Exercise description = Gather from the listing below each line that includes the word "запроса", and copy it.

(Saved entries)
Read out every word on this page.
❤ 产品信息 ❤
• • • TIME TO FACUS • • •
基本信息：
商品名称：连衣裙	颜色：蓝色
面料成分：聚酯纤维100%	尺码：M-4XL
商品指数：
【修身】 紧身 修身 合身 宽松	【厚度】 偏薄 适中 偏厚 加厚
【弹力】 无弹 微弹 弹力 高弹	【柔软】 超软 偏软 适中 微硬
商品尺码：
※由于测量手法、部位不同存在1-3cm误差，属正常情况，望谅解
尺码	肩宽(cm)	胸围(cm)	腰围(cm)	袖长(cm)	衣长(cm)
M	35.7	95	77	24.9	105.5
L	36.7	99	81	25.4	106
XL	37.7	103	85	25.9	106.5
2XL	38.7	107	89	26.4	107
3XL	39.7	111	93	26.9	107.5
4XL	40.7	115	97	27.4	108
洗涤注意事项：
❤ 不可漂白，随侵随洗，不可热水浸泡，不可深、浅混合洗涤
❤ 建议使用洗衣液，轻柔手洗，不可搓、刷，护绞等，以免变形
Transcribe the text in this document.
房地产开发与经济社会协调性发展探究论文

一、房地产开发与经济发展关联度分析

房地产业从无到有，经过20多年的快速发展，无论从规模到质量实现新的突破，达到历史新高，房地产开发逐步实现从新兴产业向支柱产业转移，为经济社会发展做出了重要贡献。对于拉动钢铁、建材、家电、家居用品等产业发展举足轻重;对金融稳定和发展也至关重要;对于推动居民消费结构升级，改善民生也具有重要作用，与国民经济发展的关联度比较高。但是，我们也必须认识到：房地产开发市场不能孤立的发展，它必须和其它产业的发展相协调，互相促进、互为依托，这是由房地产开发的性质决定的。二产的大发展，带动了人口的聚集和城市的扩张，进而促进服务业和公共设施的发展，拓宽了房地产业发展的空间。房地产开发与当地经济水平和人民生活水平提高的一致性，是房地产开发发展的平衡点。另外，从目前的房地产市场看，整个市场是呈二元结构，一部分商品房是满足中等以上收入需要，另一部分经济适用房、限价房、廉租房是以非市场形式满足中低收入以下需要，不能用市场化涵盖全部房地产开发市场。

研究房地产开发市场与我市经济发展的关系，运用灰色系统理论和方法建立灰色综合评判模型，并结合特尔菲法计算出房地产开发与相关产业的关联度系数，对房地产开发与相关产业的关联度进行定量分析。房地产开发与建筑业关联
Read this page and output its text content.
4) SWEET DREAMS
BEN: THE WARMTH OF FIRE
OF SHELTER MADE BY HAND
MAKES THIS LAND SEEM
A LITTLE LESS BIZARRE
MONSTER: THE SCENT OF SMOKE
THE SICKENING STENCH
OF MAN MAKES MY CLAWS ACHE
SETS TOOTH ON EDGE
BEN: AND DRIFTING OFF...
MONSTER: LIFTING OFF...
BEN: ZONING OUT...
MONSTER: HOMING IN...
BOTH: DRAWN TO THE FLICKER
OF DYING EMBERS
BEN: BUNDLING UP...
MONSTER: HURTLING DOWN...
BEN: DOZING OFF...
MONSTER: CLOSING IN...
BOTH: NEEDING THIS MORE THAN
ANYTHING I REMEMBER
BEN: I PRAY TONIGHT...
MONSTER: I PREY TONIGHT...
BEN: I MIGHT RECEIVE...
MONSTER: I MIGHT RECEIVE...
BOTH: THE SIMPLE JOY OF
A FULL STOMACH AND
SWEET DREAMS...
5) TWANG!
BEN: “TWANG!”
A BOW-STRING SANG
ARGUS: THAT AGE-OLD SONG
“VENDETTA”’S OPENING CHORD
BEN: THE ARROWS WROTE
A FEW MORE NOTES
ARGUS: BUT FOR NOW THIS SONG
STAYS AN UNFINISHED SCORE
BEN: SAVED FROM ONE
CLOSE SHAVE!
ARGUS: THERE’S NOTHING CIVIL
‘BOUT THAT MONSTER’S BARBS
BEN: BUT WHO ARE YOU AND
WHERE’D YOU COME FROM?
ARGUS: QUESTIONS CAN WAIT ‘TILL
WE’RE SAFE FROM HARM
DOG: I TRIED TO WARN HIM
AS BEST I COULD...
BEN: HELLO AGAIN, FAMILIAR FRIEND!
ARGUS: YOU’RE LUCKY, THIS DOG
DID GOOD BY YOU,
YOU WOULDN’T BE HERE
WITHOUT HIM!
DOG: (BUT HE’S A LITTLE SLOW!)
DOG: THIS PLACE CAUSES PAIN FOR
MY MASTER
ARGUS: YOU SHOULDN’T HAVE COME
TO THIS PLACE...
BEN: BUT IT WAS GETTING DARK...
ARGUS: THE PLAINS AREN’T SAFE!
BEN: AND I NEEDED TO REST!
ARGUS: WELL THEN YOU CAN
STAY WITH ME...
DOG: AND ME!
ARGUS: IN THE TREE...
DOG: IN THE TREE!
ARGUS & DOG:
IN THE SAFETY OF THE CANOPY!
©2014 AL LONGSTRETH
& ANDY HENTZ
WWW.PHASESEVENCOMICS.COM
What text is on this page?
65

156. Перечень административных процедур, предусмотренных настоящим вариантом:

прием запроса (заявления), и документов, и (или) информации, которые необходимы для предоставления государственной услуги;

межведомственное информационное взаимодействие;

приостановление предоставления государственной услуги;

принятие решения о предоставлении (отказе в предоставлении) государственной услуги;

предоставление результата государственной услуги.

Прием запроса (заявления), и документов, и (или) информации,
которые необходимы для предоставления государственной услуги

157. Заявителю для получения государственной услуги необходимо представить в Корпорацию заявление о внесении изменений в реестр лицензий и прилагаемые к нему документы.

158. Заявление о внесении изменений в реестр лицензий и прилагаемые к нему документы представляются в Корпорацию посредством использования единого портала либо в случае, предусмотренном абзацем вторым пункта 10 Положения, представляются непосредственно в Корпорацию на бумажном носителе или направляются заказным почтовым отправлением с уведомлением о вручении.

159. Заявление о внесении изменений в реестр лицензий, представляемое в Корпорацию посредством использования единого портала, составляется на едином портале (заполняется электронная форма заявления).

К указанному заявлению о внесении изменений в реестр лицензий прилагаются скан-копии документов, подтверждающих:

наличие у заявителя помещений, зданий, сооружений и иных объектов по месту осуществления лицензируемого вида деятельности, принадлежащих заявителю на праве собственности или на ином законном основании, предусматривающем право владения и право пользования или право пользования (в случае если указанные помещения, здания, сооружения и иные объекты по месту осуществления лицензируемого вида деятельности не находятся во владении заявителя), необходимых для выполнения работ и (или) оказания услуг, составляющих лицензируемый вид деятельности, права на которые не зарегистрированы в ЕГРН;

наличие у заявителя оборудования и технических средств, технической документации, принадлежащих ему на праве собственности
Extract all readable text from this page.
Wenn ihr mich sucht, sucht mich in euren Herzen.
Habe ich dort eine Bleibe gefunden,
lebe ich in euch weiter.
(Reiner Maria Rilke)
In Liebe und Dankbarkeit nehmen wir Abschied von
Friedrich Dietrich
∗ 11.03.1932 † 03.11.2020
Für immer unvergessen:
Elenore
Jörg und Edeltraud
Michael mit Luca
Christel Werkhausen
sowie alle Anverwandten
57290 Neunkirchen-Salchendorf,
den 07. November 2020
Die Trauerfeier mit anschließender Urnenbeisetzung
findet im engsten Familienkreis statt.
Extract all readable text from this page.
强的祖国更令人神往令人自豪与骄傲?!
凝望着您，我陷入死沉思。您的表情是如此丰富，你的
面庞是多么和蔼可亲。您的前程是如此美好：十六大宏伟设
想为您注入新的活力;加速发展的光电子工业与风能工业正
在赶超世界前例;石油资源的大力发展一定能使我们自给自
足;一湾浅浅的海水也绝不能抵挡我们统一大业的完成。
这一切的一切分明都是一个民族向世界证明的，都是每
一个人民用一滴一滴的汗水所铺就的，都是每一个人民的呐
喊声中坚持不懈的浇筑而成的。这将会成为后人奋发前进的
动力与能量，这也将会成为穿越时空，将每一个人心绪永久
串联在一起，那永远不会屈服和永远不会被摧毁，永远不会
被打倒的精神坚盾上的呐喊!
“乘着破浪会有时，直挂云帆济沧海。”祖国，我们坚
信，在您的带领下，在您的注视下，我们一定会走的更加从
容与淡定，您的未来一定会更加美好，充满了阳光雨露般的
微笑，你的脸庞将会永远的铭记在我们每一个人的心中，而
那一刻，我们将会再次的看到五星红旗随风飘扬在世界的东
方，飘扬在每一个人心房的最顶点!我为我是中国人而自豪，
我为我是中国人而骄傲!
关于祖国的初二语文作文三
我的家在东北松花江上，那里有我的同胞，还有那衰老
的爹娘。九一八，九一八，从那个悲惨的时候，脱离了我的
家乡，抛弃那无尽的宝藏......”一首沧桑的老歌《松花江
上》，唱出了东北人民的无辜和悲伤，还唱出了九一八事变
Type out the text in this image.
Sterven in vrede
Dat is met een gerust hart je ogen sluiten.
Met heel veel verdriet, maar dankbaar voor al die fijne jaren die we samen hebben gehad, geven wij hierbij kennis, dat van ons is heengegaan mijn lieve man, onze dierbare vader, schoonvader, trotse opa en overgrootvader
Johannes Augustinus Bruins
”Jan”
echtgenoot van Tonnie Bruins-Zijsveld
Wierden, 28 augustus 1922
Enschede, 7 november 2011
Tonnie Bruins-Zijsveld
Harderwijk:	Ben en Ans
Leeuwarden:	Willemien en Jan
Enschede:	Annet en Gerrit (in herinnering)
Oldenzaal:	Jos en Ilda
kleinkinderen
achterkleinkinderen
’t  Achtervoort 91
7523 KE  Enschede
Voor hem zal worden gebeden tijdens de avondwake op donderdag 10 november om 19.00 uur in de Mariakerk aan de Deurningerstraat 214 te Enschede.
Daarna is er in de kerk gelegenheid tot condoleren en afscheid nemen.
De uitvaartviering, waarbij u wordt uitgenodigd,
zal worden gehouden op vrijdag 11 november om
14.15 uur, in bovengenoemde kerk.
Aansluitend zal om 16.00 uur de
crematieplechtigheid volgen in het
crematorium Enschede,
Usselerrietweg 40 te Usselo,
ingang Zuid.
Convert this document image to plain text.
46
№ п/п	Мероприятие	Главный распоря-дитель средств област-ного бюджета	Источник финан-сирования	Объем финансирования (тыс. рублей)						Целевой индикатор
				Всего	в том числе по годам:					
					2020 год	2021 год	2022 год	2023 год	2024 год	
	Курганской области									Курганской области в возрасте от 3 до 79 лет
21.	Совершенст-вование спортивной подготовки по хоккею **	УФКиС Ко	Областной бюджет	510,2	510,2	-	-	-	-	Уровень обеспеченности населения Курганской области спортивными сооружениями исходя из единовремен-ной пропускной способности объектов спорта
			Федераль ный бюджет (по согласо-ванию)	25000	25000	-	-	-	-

Reply to the task =
прием запроса (заявления), и документов, и (или) информации, которые необходимы для предоставления государственной услуги;
Прием запроса (заявления), и документов, и (или) информации,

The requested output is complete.